■ What you are asked to do
Copy the full set of lines exactly as given.

^^^^

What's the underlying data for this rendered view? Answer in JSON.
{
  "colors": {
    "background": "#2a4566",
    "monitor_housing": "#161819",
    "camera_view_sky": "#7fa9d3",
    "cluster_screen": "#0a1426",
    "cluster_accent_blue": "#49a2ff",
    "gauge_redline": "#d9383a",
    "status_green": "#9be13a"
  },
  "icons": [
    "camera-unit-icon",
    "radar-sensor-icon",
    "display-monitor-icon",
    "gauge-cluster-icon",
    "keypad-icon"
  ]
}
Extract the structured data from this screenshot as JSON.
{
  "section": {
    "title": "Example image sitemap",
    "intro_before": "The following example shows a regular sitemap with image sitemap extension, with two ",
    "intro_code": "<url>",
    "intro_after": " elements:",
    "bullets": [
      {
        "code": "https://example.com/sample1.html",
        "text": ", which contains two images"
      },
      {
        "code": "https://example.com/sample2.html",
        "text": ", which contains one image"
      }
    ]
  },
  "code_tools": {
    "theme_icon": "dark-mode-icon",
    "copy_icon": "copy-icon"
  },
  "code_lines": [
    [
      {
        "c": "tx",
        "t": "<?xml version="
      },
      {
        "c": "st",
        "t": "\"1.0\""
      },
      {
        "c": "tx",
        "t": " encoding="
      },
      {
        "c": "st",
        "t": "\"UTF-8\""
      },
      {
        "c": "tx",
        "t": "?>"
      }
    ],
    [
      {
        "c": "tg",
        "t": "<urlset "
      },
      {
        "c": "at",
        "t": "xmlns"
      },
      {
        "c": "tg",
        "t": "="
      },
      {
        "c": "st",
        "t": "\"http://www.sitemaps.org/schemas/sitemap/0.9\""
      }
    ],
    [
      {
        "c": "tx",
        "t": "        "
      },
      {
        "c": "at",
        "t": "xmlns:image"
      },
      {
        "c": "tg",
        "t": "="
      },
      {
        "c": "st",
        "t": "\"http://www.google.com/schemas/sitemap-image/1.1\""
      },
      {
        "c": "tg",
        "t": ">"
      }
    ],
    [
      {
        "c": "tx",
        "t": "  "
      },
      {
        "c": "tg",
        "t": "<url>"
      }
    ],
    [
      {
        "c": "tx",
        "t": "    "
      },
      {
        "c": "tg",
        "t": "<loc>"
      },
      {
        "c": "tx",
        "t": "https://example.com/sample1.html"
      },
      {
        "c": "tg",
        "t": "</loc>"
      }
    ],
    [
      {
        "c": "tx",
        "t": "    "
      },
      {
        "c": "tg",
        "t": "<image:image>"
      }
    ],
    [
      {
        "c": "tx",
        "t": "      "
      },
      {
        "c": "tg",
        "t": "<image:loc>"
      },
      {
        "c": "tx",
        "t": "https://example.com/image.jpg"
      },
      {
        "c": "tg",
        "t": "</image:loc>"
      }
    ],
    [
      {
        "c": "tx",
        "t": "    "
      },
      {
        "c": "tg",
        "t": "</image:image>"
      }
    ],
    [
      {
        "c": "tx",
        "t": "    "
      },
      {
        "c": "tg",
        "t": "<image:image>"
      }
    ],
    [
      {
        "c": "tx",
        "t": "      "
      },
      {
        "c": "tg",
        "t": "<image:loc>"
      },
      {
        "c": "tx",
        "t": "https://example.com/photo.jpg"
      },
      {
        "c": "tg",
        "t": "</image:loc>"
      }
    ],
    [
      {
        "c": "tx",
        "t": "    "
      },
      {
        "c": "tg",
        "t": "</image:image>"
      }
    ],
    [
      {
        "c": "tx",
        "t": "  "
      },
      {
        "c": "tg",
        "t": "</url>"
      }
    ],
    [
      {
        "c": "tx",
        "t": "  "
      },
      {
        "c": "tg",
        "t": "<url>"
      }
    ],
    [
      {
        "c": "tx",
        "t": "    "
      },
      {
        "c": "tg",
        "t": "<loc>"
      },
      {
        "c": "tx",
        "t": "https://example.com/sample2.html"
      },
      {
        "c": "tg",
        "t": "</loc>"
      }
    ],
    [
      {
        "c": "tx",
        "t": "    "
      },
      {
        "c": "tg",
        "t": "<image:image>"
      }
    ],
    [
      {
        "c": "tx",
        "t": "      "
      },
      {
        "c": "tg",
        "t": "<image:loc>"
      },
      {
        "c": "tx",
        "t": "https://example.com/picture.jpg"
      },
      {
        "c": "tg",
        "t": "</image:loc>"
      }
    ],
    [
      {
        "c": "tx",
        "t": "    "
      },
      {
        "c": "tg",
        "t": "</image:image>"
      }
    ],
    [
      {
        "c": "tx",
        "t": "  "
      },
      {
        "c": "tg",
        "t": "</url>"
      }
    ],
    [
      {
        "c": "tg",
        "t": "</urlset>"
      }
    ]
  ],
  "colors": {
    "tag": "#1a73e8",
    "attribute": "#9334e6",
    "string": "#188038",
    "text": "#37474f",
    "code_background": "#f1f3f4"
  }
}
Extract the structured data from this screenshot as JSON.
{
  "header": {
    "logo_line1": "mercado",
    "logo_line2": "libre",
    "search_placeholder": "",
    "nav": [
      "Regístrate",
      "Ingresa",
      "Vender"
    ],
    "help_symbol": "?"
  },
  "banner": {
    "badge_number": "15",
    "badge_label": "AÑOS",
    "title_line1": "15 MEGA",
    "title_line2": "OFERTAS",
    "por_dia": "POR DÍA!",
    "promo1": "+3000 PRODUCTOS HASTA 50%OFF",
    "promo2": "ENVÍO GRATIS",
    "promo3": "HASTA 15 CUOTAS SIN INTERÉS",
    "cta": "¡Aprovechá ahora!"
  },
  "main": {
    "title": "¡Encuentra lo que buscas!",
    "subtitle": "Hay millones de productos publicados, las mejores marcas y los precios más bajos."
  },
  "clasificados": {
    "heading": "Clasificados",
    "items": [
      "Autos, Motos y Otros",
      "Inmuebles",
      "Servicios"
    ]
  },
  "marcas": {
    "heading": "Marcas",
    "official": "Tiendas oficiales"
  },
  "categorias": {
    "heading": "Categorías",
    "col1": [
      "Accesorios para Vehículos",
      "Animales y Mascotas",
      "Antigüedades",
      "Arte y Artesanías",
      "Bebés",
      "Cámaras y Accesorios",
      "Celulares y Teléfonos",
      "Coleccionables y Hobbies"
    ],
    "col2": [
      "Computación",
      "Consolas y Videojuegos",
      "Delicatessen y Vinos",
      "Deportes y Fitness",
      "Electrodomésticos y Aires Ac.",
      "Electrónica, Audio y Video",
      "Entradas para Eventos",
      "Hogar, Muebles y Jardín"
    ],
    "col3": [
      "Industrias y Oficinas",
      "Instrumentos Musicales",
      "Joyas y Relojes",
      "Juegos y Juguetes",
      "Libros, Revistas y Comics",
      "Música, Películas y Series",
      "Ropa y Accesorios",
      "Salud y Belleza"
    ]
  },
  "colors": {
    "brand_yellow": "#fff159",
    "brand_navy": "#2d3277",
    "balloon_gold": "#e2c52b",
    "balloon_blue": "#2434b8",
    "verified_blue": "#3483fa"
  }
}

^^^^

■ Answer to the task
What's the underlying data for this rendered view? Answer in JSON.
{
  "colors": {
    "background": "#2a4566",
    "monitor_housing": "#161819",
    "camera_view_sky": "#7fa9d3",
    "cluster_screen": "#0a1426",
    "cluster_accent_blue": "#49a2ff",
    "gauge_redline": "#d9383a",
    "status_green": "#9be13a"
  },
  "icons": [
    "camera-unit-icon",
    "radar-sensor-icon",
    "display-monitor-icon",
    "gauge-cluster-icon",
    "keypad-icon"
  ]
}
Extract the structured data from this screenshot as JSON.
{
  "section": {
    "title": "Example image sitemap",
    "intro_before": "The following example shows a regular sitemap with image sitemap extension, with two ",
    "intro_code": "<url>",
    "intro_after": " elements:",
    "bullets": [
      {
        "code": "https://example.com/sample1.html",
        "text": ", which contains two images"
      },
      {
        "code": "https://example.com/sample2.html",
        "text": ", which contains one image"
      }
    ]
  },
  "code_tools": {
    "theme_icon": "dark-mode-icon",
    "copy_icon": "copy-icon"
  },
  "code_lines": [
    [
      {
        "c": "tx",
        "t": "<?xml version="
      },
      {
        "c": "st",
        "t": "\"1.0\""
      },
      {
        "c": "tx",
        "t": " encoding="
      },
      {
        "c": "st",
        "t": "\"UTF-8\""
      },
      {
        "c": "tx",
        "t": "?>"
      }
    ],
    [
      {
        "c": "tg",
        "t": "<urlset "
      },
      {
        "c": "at",
        "t": "xmlns"
      },
      {
        "c": "tg",
        "t": "="
      },
      {
        "c": "st",
        "t": "\"http://www.sitemaps.org/schemas/sitemap/0.9\""
      }
    ],
    [
      {
        "c": "tx",
        "t": "        "
      },
      {
        "c": "at",
        "t": "xmlns:image"
      },
      {
        "c": "tg",
        "t": "="
      },
      {
        "c": "st",
        "t": "\"http://www.google.com/schemas/sitemap-image/1.1\""
      },
      {
        "c": "tg",
        "t": ">"
      }
    ],
    [
      {
        "c": "tx",
        "t": "  "
      },
      {
        "c": "tg",
        "t": "<url>"
      }
    ],
    [
      {
        "c": "tx",
        "t": "    "
      },
      {
        "c": "tg",
        "t": "<loc>"
      },
      {
        "c": "tx",
        "t": "https://example.com/sample1.html"
      },
      {
        "c": "tg",
        "t": "</loc>"
      }
    ],
    [
      {
        "c": "tx",
        "t": "    "
      },
      {
        "c": "tg",
        "t": "<image:image>"
      }
    ],
    [
      {
        "c": "tx",
        "t": "      "
      },
      {
        "c": "tg",
        "t": "<image:loc>"
      },
      {
        "c": "tx",
        "t": "https://example.com/image.jpg"
      },
      {
        "c": "tg",
        "t": "</image:loc>"
      }
    ],
    [
      {
        "c": "tx",
        "t": "    "
      },
      {
        "c": "tg",
        "t": "</image:image>"
      }
    ],
    [
      {
        "c": "tx",
        "t": "    "
      },
      {
        "c": "tg",
        "t": "<image:image>"
      }
    ],
    [
      {
        "c": "tx",
        "t": "      "
      },
      {
        "c": "tg",
        "t": "<image:loc>"
      },
      {
        "c": "tx",
        "t": "https://example.com/photo.jpg"
      },
      {
        "c": "tg",
        "t": "</image:loc>"
      }
    ],
    [
      {
        "c": "tx",
        "t": "    "
      },
      {
        "c": "tg",
        "t": "</image:image>"
      }
    ],
    [
      {
        "c": "tx",
        "t": "  "
      },
      {
        "c": "tg",
        "t": "</url>"
      }
    ],
    [
      {
        "c": "tx",
        "t": "  "
      },
      {
        "c": "tg",
        "t": "<url>"
      }
    ],
    [
      {
        "c": "tx",
        "t": "    "
      },
      {
        "c": "tg",
        "t": "<loc>"
      },
      {
        "c": "tx",
        "t": "https://example.com/sample2.html"
      },
      {
        "c": "tg",
        "t": "</loc>"
      }
    ],
    [
      {
        "c": "tx",
        "t": "    "
      },
      {
        "c": "tg",
        "t": "<image:image>"
      }
    ],
    [
      {
        "c": "tx",
        "t": "      "
      },
      {
        "c": "tg",
        "t": "<image:loc>"
      },
      {
        "c": "tx",
        "t": "https://example.com/picture.jpg"
      },
      {
        "c": "tg",
        "t": "</image:loc>"
      }
    ],
    [
      {
        "c": "tx",
        "t": "    "
      },
      {
        "c": "tg",
        "t": "</image:image>"
      }
    ],
    [
      {
        "c": "tx",
        "t": "  "
      },
      {
        "c": "tg",
        "t": "</url>"
      }
    ],
    [
      {
        "c": "tg",
        "t": "</urlset>"
      }
    ]
  ],
  "colors": {
    "tag": "#1a73e8",
    "attribute": "#9334e6",
    "string": "#188038",
    "text": "#37474f",
    "code_background": "#f1f3f4"
  }
}
Extract the structured data from this screenshot as JSON.
{
  "header": {
    "logo_line1": "mercado",
    "logo_line2": "libre",
    "search_placeholder": "",
    "nav": [
      "Regístrate",
      "Ingresa",
      "Vender"
    ],
    "help_symbol": "?"
  },
  "banner": {
    "badge_number": "15",
    "badge_label": "AÑOS",
    "title_line1": "15 MEGA",
    "title_line2": "OFERTAS",
    "por_dia": "POR DÍA!",
    "promo1": "+3000 PRODUCTOS HASTA 50%OFF",
    "promo2": "ENVÍO GRATIS",
    "promo3": "HASTA 15 CUOTAS SIN INTERÉS",
    "cta": "¡Aprovechá ahora!"
  },
  "main": {
    "title": "¡Encuentra lo que buscas!",
    "subtitle": "Hay millones de productos publicados, las mejores marcas y los precios más bajos."
  },
  "clasificados": {
    "heading": "Clasificados",
    "items": [
      "Autos, Motos y Otros",
      "Inmuebles",
      "Servicios"
    ]
  },
  "marcas": {
    "heading": "Marcas",
    "official": "Tiendas oficiales"
  },
  "categorias": {
    "heading": "Categorías",
    "col1": [
      "Accesorios para Vehículos",
      "Animales y Mascotas",
      "Antigüedades",
      "Arte y Artesanías",
      "Bebés",
      "Cámaras y Accesorios",
      "Celulares y Teléfonos",
      "Coleccionables y Hobbies"
    ],
    "col2": [
      "Computación",
      "Consolas y Videojuegos",
      "Delicatessen y Vinos",
      "Deportes y Fitness",
      "Electrodomésticos y Aires Ac.",
      "Electrónica, Audio y Video",
      "Entradas para Eventos",
      "Hogar, Muebles y Jardín"
    ],
    "col3": [
      "Industrias y Oficinas",
      "Instrumentos Musicales",
      "Joyas y Relojes",
      "Juegos y Juguetes",
      "Libros, Revistas y Comics",
      "Música, Películas y Series",
      "Ropa y Accesorios",
      "Salud y Belleza"
    ]
  },
  "colors": {
    "brand_yellow": "#fff159",
    "brand_navy": "#2d3277",
    "balloon_gold": "#e2c52b",
    "balloon_blue": "#2434b8",
    "verified_blue": "#3483fa"
  }
}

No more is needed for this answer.